* 练习说明
将以下全部条目中的各行逐字照录，答案中不含图片。

* 练习输入
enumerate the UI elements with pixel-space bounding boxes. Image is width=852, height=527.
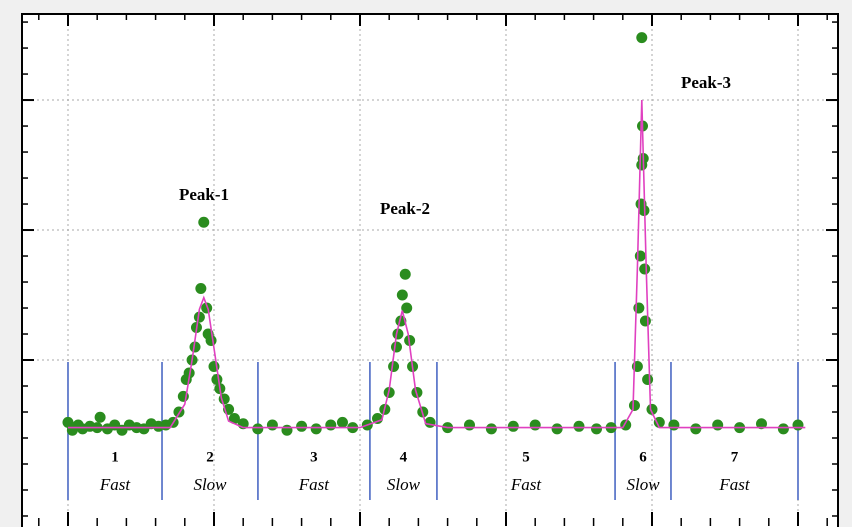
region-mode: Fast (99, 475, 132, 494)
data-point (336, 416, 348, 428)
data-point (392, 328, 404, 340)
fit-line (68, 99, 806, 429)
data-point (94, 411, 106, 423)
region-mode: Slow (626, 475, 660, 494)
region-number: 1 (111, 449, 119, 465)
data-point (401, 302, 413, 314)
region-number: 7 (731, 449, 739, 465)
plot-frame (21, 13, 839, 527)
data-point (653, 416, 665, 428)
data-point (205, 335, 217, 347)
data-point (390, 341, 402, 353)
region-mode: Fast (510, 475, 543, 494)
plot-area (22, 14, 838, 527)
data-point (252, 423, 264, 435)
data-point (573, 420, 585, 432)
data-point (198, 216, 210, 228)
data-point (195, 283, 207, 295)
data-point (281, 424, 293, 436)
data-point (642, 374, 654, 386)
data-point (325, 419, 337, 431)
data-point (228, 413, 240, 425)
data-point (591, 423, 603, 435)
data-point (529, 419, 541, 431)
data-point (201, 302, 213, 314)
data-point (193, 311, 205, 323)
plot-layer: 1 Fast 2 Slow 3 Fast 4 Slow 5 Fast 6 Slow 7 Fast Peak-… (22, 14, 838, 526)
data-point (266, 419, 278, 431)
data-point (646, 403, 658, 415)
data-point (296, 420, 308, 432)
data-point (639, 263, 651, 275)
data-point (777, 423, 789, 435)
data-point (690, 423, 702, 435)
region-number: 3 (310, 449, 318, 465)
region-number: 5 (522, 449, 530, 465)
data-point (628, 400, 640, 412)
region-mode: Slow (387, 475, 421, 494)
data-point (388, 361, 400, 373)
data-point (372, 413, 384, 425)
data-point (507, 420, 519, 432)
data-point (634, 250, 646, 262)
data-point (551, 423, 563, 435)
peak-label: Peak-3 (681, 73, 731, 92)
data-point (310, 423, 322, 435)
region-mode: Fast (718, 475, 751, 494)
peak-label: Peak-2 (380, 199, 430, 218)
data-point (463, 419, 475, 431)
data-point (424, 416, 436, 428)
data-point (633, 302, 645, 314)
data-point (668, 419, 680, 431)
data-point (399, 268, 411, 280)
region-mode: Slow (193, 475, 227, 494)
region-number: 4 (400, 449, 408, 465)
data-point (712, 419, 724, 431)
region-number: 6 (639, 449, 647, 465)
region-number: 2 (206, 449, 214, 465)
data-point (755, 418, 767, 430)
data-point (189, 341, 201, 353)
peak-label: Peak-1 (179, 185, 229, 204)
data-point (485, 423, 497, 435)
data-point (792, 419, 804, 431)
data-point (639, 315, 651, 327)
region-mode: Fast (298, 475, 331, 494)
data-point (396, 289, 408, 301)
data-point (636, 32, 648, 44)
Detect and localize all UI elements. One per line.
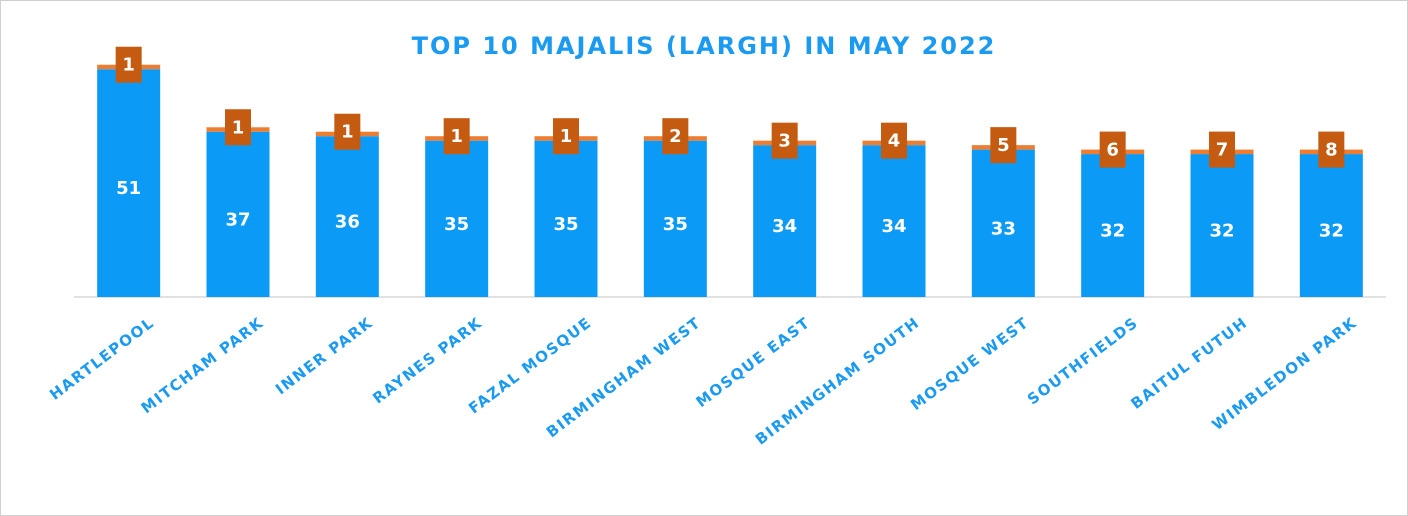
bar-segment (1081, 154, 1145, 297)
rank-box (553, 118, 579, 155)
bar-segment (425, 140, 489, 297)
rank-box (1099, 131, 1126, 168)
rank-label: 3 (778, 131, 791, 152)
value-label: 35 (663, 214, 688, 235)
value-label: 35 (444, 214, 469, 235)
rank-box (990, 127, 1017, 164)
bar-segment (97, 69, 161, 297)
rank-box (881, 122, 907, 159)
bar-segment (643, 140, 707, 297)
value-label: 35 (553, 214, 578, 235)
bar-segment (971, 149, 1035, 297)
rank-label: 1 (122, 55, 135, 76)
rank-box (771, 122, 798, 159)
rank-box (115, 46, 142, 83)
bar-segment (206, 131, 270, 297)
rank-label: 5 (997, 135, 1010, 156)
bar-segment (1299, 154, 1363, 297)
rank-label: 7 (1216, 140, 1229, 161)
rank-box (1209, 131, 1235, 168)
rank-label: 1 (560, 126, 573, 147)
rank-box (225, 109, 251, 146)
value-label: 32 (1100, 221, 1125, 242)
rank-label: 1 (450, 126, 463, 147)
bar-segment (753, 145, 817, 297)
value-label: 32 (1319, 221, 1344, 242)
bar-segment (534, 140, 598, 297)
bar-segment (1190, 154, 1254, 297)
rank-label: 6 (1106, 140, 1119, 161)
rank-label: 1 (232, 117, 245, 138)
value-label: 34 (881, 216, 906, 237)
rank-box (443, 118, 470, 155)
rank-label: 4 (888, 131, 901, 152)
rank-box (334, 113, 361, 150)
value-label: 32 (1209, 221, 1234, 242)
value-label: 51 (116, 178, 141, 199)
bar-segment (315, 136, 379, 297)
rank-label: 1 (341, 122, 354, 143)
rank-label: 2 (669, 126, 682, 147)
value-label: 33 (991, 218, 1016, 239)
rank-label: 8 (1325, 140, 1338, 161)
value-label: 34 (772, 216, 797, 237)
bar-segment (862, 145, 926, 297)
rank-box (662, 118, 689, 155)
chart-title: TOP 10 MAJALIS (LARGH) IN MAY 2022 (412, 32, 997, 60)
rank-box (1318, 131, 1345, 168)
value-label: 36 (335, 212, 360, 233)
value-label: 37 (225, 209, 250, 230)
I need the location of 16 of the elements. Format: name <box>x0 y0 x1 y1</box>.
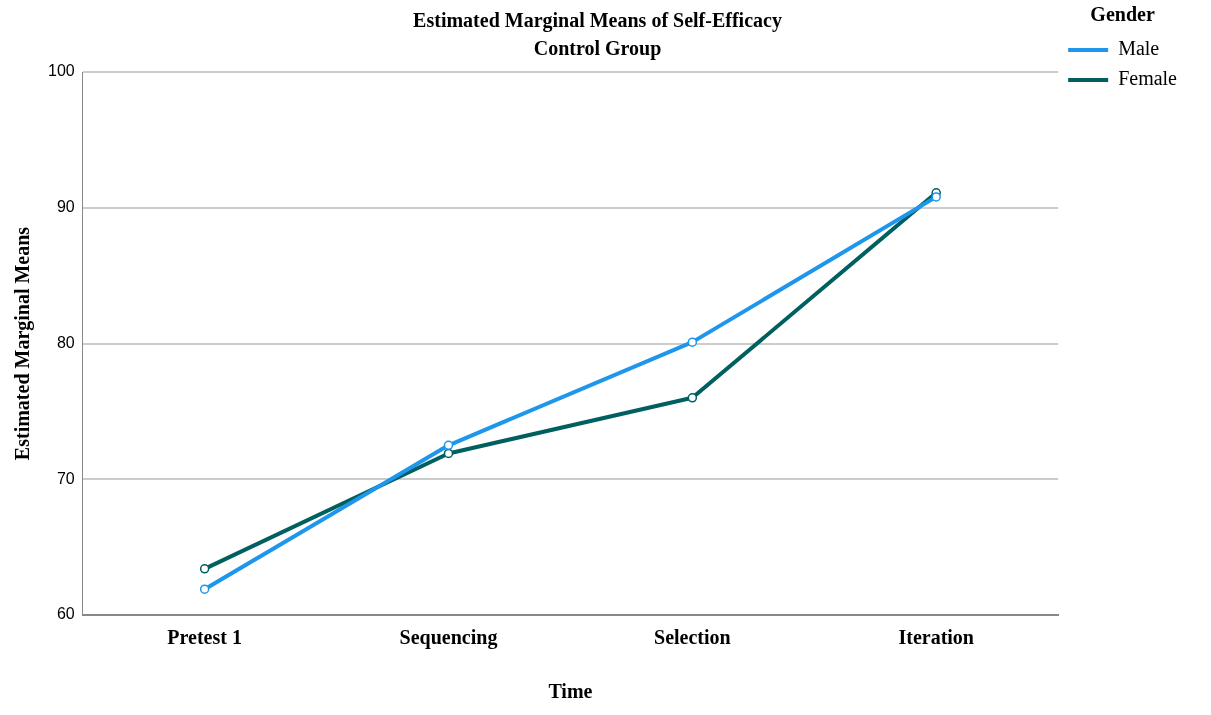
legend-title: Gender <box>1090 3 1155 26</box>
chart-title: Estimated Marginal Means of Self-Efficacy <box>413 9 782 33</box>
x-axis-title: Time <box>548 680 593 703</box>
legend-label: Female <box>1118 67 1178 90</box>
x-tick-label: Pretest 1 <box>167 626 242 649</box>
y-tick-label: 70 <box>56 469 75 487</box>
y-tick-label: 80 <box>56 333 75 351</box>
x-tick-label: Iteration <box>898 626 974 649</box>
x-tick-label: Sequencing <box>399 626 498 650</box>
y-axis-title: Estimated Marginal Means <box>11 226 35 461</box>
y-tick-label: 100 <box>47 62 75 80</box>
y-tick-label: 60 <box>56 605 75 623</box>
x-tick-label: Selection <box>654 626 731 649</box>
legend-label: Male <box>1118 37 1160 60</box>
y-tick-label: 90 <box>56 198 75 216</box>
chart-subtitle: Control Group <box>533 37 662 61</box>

* 参考答案
enumerate the UI elements with pixel-space bounding boxes. Image is width=852, height=527.
region-mode: Fast (99, 475, 132, 494)
data-point (336, 416, 348, 428)
data-point (392, 328, 404, 340)
fit-line (68, 99, 806, 429)
data-point (94, 411, 106, 423)
region-mode: Slow (626, 475, 660, 494)
region-number: 1 (111, 449, 119, 465)
data-point (401, 302, 413, 314)
region-number: 7 (731, 449, 739, 465)
plot-frame (21, 13, 839, 527)
data-point (653, 416, 665, 428)
data-point (205, 335, 217, 347)
data-point (390, 341, 402, 353)
region-mode: Fast (510, 475, 543, 494)
plot-area (22, 14, 838, 527)
data-point (252, 423, 264, 435)
data-point (573, 420, 585, 432)
data-point (198, 216, 210, 228)
data-point (195, 283, 207, 295)
data-point (281, 424, 293, 436)
data-point (642, 374, 654, 386)
data-point (325, 419, 337, 431)
data-point (228, 413, 240, 425)
data-point (591, 423, 603, 435)
data-point (529, 419, 541, 431)
data-point (201, 302, 213, 314)
data-point (193, 311, 205, 323)
plot-layer: 1 Fast 2 Slow 3 Fast 4 Slow 5 Fast 6 Slow 7 Fast Peak-… (22, 14, 838, 526)
data-point (266, 419, 278, 431)
data-point (646, 403, 658, 415)
data-point (296, 420, 308, 432)
data-point (639, 263, 651, 275)
data-point (777, 423, 789, 435)
data-point (690, 423, 702, 435)
region-number: 3 (310, 449, 318, 465)
region-number: 5 (522, 449, 530, 465)
data-point (628, 400, 640, 412)
region-mode: Slow (387, 475, 421, 494)
data-point (388, 361, 400, 373)
data-point (372, 413, 384, 425)
data-point (507, 420, 519, 432)
data-point (634, 250, 646, 262)
data-point (551, 423, 563, 435)
peak-label: Peak-3 (681, 73, 731, 92)
data-point (310, 423, 322, 435)
region-mode: Fast (718, 475, 751, 494)
peak-label: Peak-2 (380, 199, 430, 218)
data-point (463, 419, 475, 431)
data-point (424, 416, 436, 428)
data-point (633, 302, 645, 314)
data-point (668, 419, 680, 431)
data-point (399, 268, 411, 280)
region-mode: Slow (193, 475, 227, 494)
region-number: 4 (400, 449, 408, 465)
data-point (712, 419, 724, 431)
region-number: 6 (639, 449, 647, 465)
region-number: 2 (206, 449, 214, 465)
data-point (755, 418, 767, 430)
data-point (189, 341, 201, 353)
peak-label: Peak-1 (179, 185, 229, 204)
data-point (485, 423, 497, 435)
data-point (792, 419, 804, 431)
data-point (639, 315, 651, 327)
region-mode: Fast (298, 475, 331, 494)
data-point (396, 289, 408, 301)
data-point (636, 32, 648, 44)
Detect and localize all UI elements. One per line.
bar-segment (1081, 154, 1145, 297)
rank-box (553, 118, 579, 155)
bar-segment (425, 140, 489, 297)
rank-box (1099, 131, 1126, 168)
rank-label: 3 (778, 131, 791, 152)
value-label: 35 (663, 214, 688, 235)
value-label: 35 (444, 214, 469, 235)
rank-box (990, 127, 1017, 164)
bar-segment (97, 69, 161, 297)
rank-box (881, 122, 907, 159)
bar-segment (643, 140, 707, 297)
value-label: 35 (553, 214, 578, 235)
bar-segment (971, 149, 1035, 297)
rank-label: 1 (122, 55, 135, 76)
rank-box (771, 122, 798, 159)
rank-box (115, 46, 142, 83)
bar-segment (206, 131, 270, 297)
rank-label: 5 (997, 135, 1010, 156)
bar-segment (1299, 154, 1363, 297)
rank-label: 7 (1216, 140, 1229, 161)
rank-box (1209, 131, 1235, 168)
rank-label: 1 (560, 126, 573, 147)
rank-box (225, 109, 251, 146)
value-label: 32 (1100, 221, 1125, 242)
rank-label: 1 (450, 126, 463, 147)
bar-segment (753, 145, 817, 297)
value-label: 32 (1319, 221, 1344, 242)
bar-segment (534, 140, 598, 297)
bar-segment (1190, 154, 1254, 297)
rank-label: 6 (1106, 140, 1119, 161)
rank-label: 1 (232, 117, 245, 138)
value-label: 34 (881, 216, 906, 237)
rank-box (443, 118, 470, 155)
rank-label: 4 (888, 131, 901, 152)
rank-box (334, 113, 361, 150)
value-label: 32 (1209, 221, 1234, 242)
value-label: 51 (116, 178, 141, 199)
bar-segment (315, 136, 379, 297)
rank-label: 1 (341, 122, 354, 143)
rank-label: 2 (669, 126, 682, 147)
value-label: 33 (991, 218, 1016, 239)
rank-label: 8 (1325, 140, 1338, 161)
value-label: 34 (772, 216, 797, 237)
bar-segment (862, 145, 926, 297)
rank-box (662, 118, 689, 155)
chart-title: TOP 10 MAJALIS (LARGH) IN MAY 2022 (412, 32, 997, 60)
rank-box (1318, 131, 1345, 168)
value-label: 36 (335, 212, 360, 233)
value-label: 37 (225, 209, 250, 230)
I need the location of 16 of the elements. Format: name <box>x0 y0 x1 y1</box>.
legend-title: Gender <box>1090 3 1155 26</box>
chart-title: Estimated Marginal Means of Self-Efficacy <box>413 9 782 33</box>
x-axis-title: Time <box>548 680 593 703</box>
legend-label: Female <box>1118 67 1178 90</box>
x-tick-label: Pretest 1 <box>167 626 242 649</box>
y-tick-label: 70 <box>56 469 75 487</box>
y-tick-label: 80 <box>56 333 75 351</box>
x-tick-label: Iteration <box>898 626 974 649</box>
x-tick-label: Sequencing <box>399 626 498 650</box>
y-axis-title: Estimated Marginal Means <box>11 226 35 461</box>
y-tick-label: 100 <box>47 62 75 80</box>
y-tick-label: 60 <box>56 605 75 623</box>
x-tick-label: Selection <box>654 626 731 649</box>
legend-label: Male <box>1118 37 1160 60</box>
y-tick-label: 90 <box>56 198 75 216</box>
chart-subtitle: Control Group <box>533 37 662 61</box>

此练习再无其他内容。